Items from a data source
----

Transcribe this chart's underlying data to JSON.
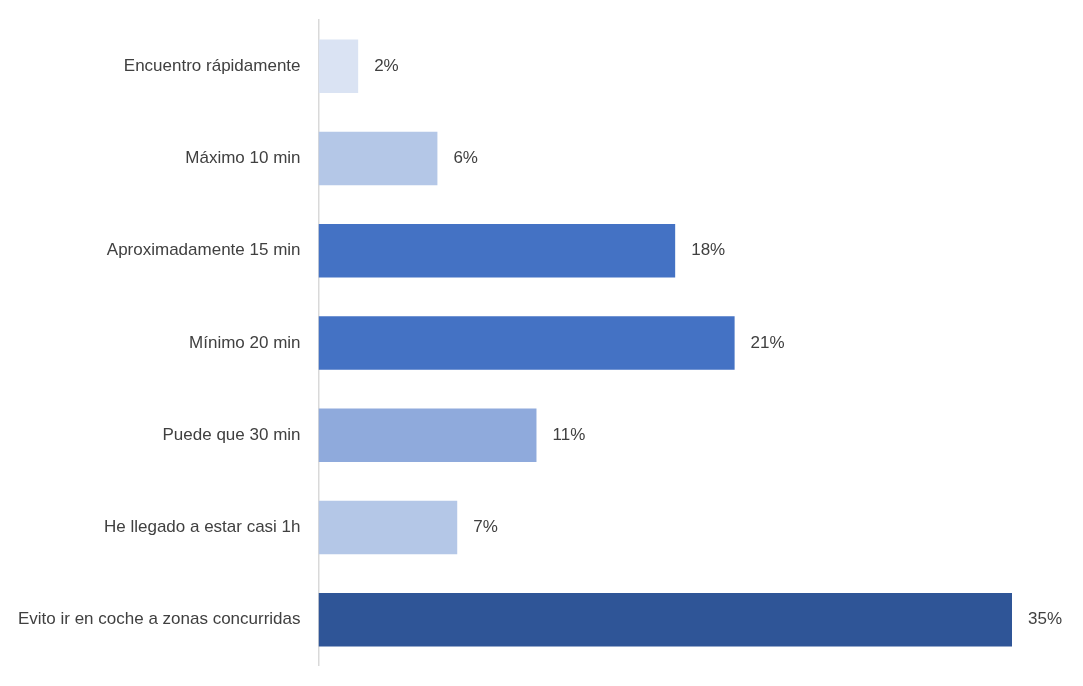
{
  "chart_data": {
    "type": "bar",
    "orientation": "horizontal",
    "categories": [
      "Encuentro rápidamente",
      "Máximo 10 min",
      "Aproximadamente 15 min",
      "Mínimo 20 min",
      "Puede que 30 min",
      "He llegado a estar casi 1h",
      "Evito ir en coche a zonas concurridas"
    ],
    "values": [
      2,
      6,
      18,
      21,
      11,
      7,
      35
    ],
    "colors": [
      "#dae3f3",
      "#b4c7e7",
      "#4472c4",
      "#4472c4",
      "#8faadc",
      "#b4c7e7",
      "#2f5597"
    ],
    "value_labels": [
      "2%",
      "6%",
      "18%",
      "21%",
      "11%",
      "7%",
      "35%"
    ],
    "legend": false
  }
}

----

■ What you are asked to do
The records above need to be given again exactly. Omit the pictures.

■ Full solution
Transcribe this chart's underlying data to JSON.
{
  "chart_data": {
    "type": "bar",
    "orientation": "horizontal",
    "categories": [
      "Encuentro rápidamente",
      "Máximo 10 min",
      "Aproximadamente 15 min",
      "Mínimo 20 min",
      "Puede que 30 min",
      "He llegado a estar casi 1h",
      "Evito ir en coche a zonas concurridas"
    ],
    "values": [
      2,
      6,
      18,
      21,
      11,
      7,
      35
    ],
    "colors": [
      "#dae3f3",
      "#b4c7e7",
      "#4472c4",
      "#4472c4",
      "#8faadc",
      "#b4c7e7",
      "#2f5597"
    ],
    "value_labels": [
      "2%",
      "6%",
      "18%",
      "21%",
      "11%",
      "7%",
      "35%"
    ],
    "legend": false
  }
}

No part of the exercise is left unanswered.